What the task asks — Scan the lines below for the word "MOTO". Copy each line you find it in.
____________________
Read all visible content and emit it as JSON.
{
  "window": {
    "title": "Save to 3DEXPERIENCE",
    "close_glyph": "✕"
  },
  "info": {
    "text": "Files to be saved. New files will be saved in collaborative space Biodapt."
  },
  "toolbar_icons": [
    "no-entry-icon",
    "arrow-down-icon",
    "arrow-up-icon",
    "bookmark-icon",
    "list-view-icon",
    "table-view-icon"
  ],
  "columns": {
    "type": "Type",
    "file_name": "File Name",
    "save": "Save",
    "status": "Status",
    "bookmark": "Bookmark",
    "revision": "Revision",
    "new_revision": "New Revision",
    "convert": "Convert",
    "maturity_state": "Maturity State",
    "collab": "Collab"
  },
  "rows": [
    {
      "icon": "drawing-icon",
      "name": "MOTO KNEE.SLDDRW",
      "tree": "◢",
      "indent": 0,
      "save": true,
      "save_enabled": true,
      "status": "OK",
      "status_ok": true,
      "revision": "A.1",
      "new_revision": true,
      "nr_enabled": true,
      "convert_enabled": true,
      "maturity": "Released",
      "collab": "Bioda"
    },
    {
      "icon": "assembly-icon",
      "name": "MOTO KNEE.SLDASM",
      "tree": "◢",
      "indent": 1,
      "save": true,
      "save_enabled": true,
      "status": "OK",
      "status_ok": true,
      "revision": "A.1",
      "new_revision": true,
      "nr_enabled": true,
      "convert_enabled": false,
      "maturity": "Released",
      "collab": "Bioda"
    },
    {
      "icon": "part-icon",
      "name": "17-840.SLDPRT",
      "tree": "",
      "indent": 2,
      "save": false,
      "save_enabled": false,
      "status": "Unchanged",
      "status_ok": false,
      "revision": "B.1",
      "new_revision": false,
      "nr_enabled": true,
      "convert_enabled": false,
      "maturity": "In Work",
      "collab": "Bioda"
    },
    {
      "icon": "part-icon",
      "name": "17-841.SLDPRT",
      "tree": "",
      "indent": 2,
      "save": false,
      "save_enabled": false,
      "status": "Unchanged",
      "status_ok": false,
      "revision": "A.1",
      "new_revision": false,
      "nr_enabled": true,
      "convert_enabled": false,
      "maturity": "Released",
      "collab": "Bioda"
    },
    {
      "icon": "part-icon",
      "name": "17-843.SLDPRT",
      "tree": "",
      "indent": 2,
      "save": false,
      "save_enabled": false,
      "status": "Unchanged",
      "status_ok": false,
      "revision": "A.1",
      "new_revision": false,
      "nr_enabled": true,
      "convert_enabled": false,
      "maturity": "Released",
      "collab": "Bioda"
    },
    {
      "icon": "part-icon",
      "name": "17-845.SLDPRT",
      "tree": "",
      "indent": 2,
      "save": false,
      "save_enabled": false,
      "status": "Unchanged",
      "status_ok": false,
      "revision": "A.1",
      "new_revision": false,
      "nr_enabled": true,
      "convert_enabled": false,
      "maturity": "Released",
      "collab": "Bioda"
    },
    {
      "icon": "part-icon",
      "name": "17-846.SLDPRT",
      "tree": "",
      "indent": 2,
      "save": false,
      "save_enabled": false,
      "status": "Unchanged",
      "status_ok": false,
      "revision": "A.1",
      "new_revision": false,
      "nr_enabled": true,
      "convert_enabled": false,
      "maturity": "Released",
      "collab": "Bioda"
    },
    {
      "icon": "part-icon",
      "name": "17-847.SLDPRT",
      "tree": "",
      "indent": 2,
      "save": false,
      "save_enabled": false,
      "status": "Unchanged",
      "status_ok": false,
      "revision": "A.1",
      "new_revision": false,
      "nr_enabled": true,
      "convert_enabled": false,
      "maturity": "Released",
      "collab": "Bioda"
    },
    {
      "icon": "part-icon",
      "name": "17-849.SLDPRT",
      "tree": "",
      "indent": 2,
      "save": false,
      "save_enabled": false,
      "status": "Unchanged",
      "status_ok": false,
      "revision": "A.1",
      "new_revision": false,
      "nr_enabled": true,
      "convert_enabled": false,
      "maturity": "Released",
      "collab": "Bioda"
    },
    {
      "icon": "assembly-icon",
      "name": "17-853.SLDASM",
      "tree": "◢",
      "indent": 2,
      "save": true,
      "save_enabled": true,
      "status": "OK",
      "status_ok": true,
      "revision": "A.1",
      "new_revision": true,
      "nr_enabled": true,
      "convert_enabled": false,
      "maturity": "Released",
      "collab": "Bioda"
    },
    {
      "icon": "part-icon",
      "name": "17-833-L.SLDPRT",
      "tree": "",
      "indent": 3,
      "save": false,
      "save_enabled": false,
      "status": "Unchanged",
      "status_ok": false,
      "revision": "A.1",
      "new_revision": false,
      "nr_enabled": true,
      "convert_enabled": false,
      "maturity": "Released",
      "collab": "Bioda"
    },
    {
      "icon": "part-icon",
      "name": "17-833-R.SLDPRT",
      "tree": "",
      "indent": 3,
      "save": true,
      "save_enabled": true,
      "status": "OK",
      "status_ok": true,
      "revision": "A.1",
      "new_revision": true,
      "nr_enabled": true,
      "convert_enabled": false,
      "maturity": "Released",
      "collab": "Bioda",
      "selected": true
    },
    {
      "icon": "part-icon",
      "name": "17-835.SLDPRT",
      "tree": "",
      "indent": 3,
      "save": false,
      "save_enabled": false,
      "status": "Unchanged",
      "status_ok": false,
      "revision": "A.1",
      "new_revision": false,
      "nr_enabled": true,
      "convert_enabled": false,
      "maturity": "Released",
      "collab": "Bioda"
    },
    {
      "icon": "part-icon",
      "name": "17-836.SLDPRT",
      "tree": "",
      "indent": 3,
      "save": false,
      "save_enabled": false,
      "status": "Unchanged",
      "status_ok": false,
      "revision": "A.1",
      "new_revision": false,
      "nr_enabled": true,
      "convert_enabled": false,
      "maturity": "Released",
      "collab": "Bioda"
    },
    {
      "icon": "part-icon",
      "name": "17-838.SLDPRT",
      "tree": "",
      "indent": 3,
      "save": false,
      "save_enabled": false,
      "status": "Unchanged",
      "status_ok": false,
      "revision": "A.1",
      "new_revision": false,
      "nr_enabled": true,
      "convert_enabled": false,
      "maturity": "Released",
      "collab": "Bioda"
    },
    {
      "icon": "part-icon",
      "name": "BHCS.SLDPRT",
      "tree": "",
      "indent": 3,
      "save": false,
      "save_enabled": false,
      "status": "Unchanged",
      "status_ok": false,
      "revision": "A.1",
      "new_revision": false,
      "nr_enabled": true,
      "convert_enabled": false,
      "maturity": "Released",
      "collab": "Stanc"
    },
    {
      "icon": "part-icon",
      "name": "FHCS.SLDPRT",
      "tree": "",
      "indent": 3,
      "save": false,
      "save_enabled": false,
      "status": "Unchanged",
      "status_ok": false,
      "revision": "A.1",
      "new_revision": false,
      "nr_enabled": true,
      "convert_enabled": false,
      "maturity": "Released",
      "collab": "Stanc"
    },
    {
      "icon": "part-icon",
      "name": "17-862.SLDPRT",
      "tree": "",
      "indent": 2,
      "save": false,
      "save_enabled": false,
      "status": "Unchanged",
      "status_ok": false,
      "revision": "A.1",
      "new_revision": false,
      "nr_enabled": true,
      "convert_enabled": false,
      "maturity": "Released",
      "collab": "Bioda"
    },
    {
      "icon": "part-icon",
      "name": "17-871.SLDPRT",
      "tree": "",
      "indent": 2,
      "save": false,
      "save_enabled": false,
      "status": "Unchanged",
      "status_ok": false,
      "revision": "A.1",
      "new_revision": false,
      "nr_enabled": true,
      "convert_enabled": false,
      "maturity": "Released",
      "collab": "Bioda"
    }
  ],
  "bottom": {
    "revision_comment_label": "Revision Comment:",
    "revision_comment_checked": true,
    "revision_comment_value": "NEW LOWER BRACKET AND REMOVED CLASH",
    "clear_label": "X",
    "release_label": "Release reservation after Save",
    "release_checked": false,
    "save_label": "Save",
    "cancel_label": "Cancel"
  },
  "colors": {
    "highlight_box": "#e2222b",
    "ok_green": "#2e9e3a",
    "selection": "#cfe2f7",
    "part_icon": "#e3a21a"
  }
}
____________________
Solution to this problem —
      "name": "MOTO KNEE.SLDDRW",
      "name": "MOTO KNEE.SLDASM",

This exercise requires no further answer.